_The problem_
Skip the pictures and quote all of the lines exactly.

_Given records_
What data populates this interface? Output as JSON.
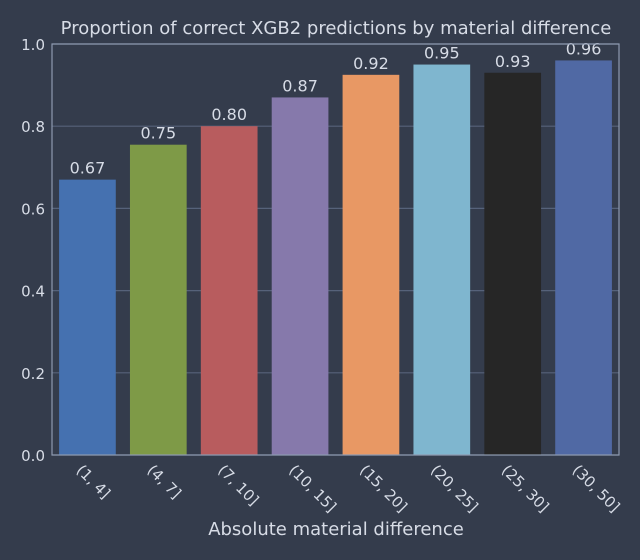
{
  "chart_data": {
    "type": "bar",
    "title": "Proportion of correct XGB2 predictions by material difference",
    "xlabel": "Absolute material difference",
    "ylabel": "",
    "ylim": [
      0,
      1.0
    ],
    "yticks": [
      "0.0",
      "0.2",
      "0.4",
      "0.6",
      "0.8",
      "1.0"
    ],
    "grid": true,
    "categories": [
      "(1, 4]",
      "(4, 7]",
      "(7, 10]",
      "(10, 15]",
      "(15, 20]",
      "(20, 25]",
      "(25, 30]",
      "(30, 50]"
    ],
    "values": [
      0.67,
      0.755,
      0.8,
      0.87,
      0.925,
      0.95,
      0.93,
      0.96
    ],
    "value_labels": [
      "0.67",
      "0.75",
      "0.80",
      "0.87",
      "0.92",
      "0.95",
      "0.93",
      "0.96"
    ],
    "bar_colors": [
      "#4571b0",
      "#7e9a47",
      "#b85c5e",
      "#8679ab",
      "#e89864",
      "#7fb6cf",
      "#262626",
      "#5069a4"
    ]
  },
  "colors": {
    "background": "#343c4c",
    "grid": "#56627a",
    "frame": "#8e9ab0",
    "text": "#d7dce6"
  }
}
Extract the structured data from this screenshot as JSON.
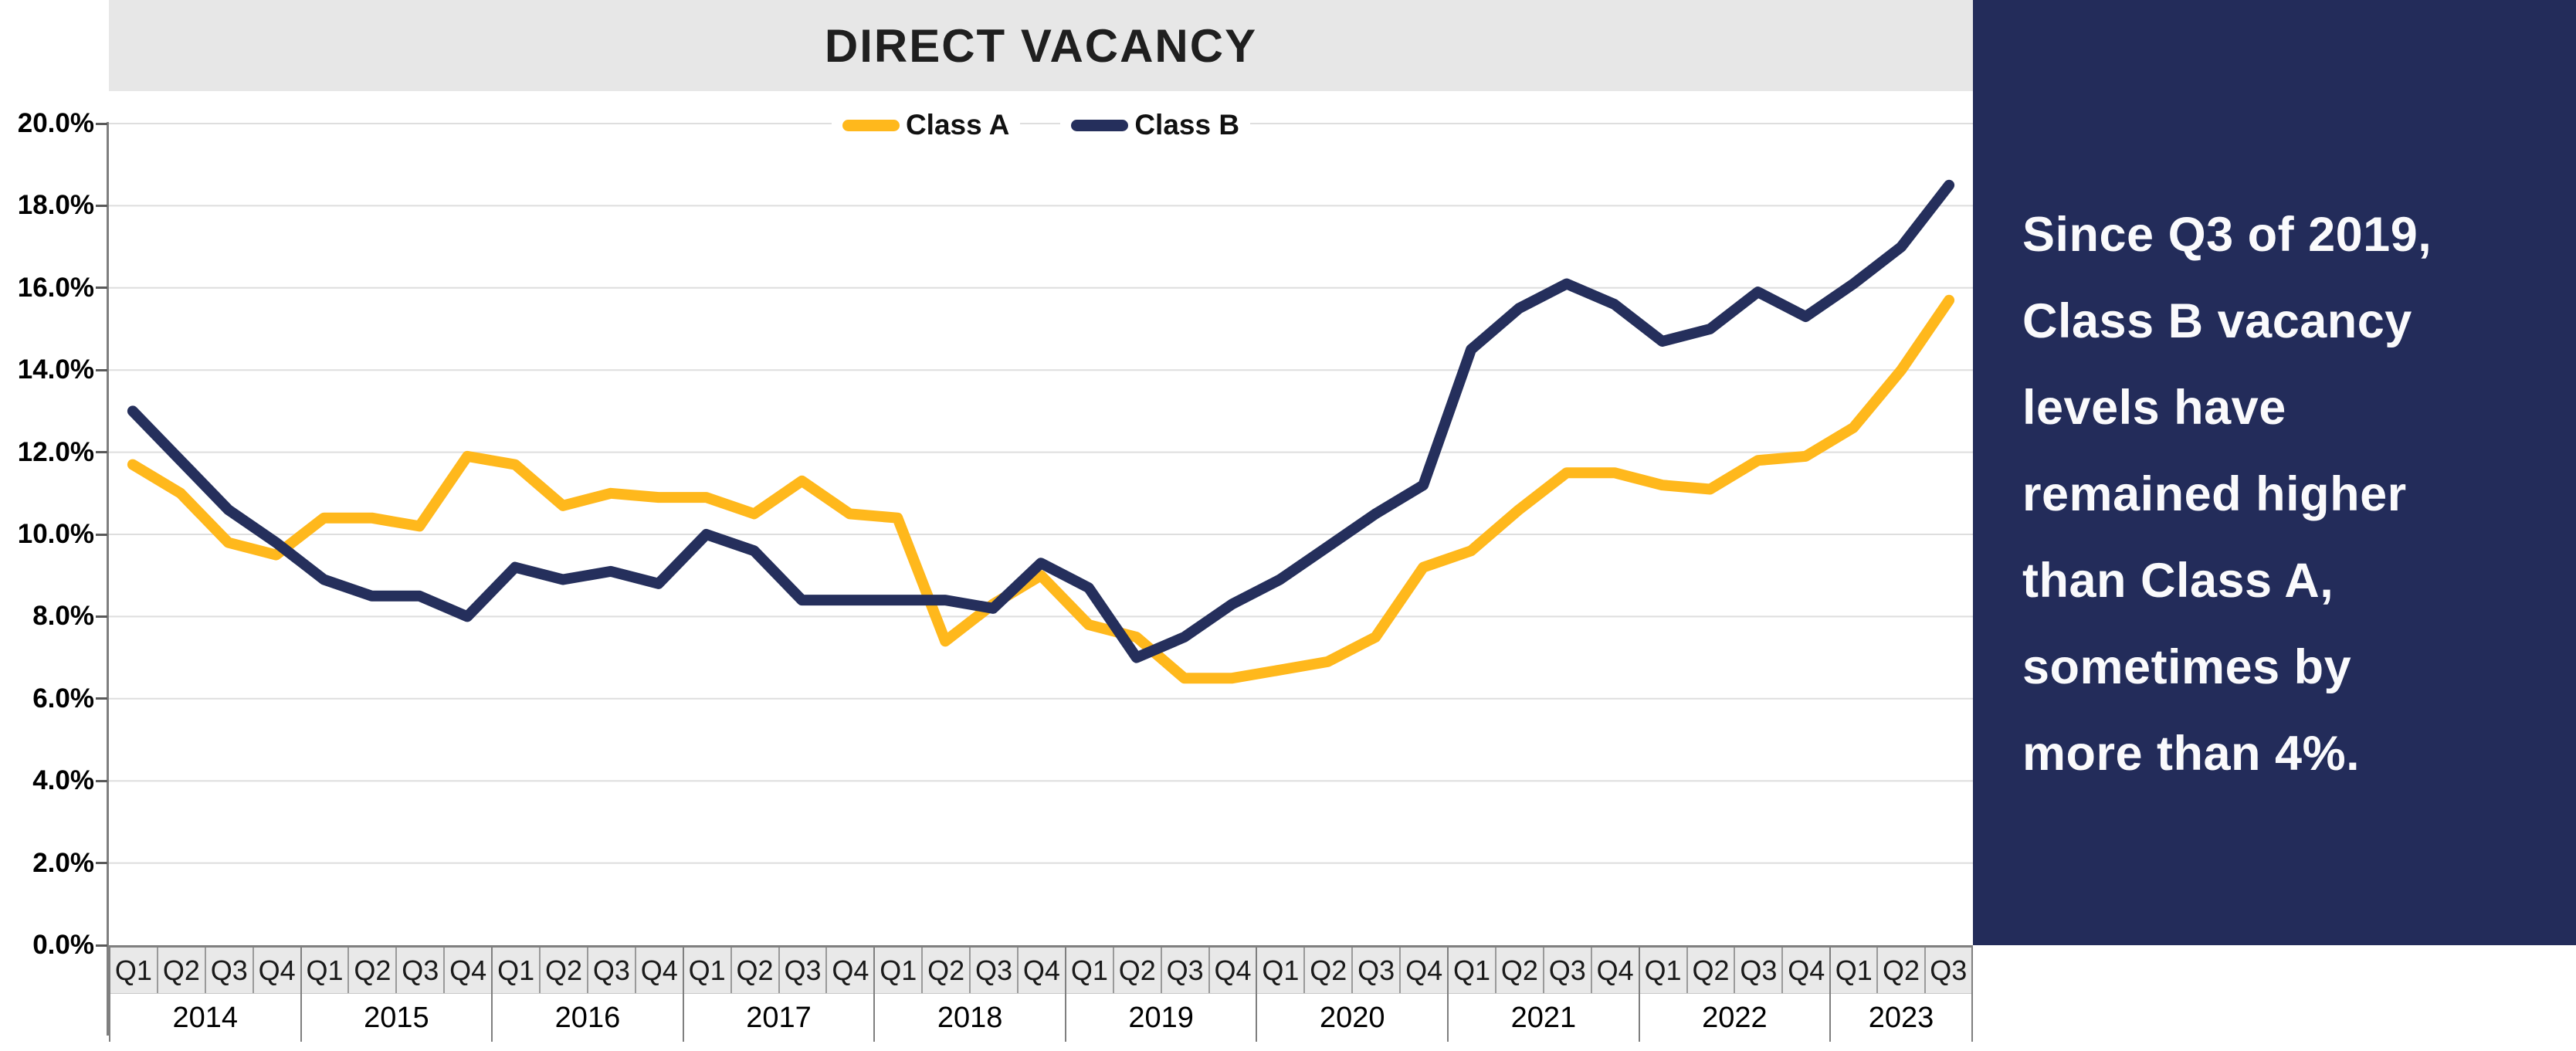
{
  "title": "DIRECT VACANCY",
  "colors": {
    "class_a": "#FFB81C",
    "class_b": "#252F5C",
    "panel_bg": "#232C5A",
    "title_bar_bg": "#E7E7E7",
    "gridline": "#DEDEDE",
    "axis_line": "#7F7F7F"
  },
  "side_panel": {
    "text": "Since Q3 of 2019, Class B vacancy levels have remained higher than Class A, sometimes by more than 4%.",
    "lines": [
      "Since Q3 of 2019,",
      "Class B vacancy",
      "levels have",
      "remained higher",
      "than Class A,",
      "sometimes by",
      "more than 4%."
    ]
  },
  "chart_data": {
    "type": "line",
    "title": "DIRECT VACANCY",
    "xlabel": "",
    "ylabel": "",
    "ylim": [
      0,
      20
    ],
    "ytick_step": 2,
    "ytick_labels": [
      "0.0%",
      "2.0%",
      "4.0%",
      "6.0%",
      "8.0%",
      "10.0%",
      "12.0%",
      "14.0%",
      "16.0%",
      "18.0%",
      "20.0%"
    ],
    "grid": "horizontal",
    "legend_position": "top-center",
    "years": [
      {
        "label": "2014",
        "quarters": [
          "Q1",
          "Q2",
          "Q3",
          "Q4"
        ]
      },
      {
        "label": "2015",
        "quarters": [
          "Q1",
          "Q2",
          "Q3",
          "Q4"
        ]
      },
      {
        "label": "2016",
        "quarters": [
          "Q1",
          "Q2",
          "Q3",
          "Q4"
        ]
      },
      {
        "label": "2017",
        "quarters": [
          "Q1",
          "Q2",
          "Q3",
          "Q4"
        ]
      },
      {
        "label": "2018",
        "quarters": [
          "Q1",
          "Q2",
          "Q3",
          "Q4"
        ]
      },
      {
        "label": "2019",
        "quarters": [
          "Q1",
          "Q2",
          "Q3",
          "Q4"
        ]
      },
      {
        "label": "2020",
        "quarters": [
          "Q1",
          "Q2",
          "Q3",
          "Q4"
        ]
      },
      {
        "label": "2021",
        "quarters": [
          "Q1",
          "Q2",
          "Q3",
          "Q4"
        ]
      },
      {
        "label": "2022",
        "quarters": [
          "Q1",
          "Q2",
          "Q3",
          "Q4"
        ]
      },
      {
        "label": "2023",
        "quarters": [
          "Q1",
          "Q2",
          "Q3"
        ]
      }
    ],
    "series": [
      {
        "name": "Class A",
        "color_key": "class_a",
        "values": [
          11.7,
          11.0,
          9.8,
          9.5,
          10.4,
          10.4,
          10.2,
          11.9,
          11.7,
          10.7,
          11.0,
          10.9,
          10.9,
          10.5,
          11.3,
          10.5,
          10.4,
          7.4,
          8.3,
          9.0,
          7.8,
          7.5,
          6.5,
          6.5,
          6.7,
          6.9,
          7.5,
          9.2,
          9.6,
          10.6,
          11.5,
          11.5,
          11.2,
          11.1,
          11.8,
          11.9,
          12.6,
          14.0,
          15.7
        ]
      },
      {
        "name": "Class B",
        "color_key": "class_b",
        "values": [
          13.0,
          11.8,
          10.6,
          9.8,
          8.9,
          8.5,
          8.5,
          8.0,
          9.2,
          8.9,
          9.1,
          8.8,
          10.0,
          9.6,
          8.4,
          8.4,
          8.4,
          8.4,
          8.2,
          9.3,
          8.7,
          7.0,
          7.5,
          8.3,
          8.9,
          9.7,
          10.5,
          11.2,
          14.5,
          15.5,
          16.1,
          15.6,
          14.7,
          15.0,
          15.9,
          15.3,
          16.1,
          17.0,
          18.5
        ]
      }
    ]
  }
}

_Exercise answer_
What data populates this interface? Output as JSON.
{
  "chart_data": {
    "type": "bar",
    "title": "Proportion of correct XGB2 predictions by material difference",
    "xlabel": "Absolute material difference",
    "ylabel": "",
    "ylim": [
      0,
      1.0
    ],
    "yticks": [
      "0.0",
      "0.2",
      "0.4",
      "0.6",
      "0.8",
      "1.0"
    ],
    "grid": true,
    "categories": [
      "(1, 4]",
      "(4, 7]",
      "(7, 10]",
      "(10, 15]",
      "(15, 20]",
      "(20, 25]",
      "(25, 30]",
      "(30, 50]"
    ],
    "values": [
      0.67,
      0.755,
      0.8,
      0.87,
      0.925,
      0.95,
      0.93,
      0.96
    ],
    "value_labels": [
      "0.67",
      "0.75",
      "0.80",
      "0.87",
      "0.92",
      "0.95",
      "0.93",
      "0.96"
    ],
    "bar_colors": [
      "#4571b0",
      "#7e9a47",
      "#b85c5e",
      "#8679ab",
      "#e89864",
      "#7fb6cf",
      "#262626",
      "#5069a4"
    ]
  },
  "colors": {
    "background": "#343c4c",
    "grid": "#56627a",
    "frame": "#8e9ab0",
    "text": "#d7dce6"
  }
}
Extract the structured data from this screenshot as JSON.
{
  "title": "DIRECT VACANCY",
  "colors": {
    "class_a": "#FFB81C",
    "class_b": "#252F5C",
    "panel_bg": "#232C5A",
    "title_bar_bg": "#E7E7E7",
    "gridline": "#DEDEDE",
    "axis_line": "#7F7F7F"
  },
  "side_panel": {
    "text": "Since Q3 of 2019, Class B vacancy levels have remained higher than Class A, sometimes by more than 4%.",
    "lines": [
      "Since Q3 of 2019,",
      "Class B vacancy",
      "levels have",
      "remained higher",
      "than Class A,",
      "sometimes by",
      "more than 4%."
    ]
  },
  "chart_data": {
    "type": "line",
    "title": "DIRECT VACANCY",
    "xlabel": "",
    "ylabel": "",
    "ylim": [
      0,
      20
    ],
    "ytick_step": 2,
    "ytick_labels": [
      "0.0%",
      "2.0%",
      "4.0%",
      "6.0%",
      "8.0%",
      "10.0%",
      "12.0%",
      "14.0%",
      "16.0%",
      "18.0%",
      "20.0%"
    ],
    "grid": "horizontal",
    "legend_position": "top-center",
    "years": [
      {
        "label": "2014",
        "quarters": [
          "Q1",
          "Q2",
          "Q3",
          "Q4"
        ]
      },
      {
        "label": "2015",
        "quarters": [
          "Q1",
          "Q2",
          "Q3",
          "Q4"
        ]
      },
      {
        "label": "2016",
        "quarters": [
          "Q1",
          "Q2",
          "Q3",
          "Q4"
        ]
      },
      {
        "label": "2017",
        "quarters": [
          "Q1",
          "Q2",
          "Q3",
          "Q4"
        ]
      },
      {
        "label": "2018",
        "quarters": [
          "Q1",
          "Q2",
          "Q3",
          "Q4"
        ]
      },
      {
        "label": "2019",
        "quarters": [
          "Q1",
          "Q2",
          "Q3",
          "Q4"
        ]
      },
      {
        "label": "2020",
        "quarters": [
          "Q1",
          "Q2",
          "Q3",
          "Q4"
        ]
      },
      {
        "label": "2021",
        "quarters": [
          "Q1",
          "Q2",
          "Q3",
          "Q4"
        ]
      },
      {
        "label": "2022",
        "quarters": [
          "Q1",
          "Q2",
          "Q3",
          "Q4"
        ]
      },
      {
        "label": "2023",
        "quarters": [
          "Q1",
          "Q2",
          "Q3"
        ]
      }
    ],
    "series": [
      {
        "name": "Class A",
        "color_key": "class_a",
        "values": [
          11.7,
          11.0,
          9.8,
          9.5,
          10.4,
          10.4,
          10.2,
          11.9,
          11.7,
          10.7,
          11.0,
          10.9,
          10.9,
          10.5,
          11.3,
          10.5,
          10.4,
          7.4,
          8.3,
          9.0,
          7.8,
          7.5,
          6.5,
          6.5,
          6.7,
          6.9,
          7.5,
          9.2,
          9.6,
          10.6,
          11.5,
          11.5,
          11.2,
          11.1,
          11.8,
          11.9,
          12.6,
          14.0,
          15.7
        ]
      },
      {
        "name": "Class B",
        "color_key": "class_b",
        "values": [
          13.0,
          11.8,
          10.6,
          9.8,
          8.9,
          8.5,
          8.5,
          8.0,
          9.2,
          8.9,
          9.1,
          8.8,
          10.0,
          9.6,
          8.4,
          8.4,
          8.4,
          8.4,
          8.2,
          9.3,
          8.7,
          7.0,
          7.5,
          8.3,
          8.9,
          9.7,
          10.5,
          11.2,
          14.5,
          15.5,
          16.1,
          15.6,
          14.7,
          15.0,
          15.9,
          15.3,
          16.1,
          17.0,
          18.5
        ]
      }
    ]
  }
}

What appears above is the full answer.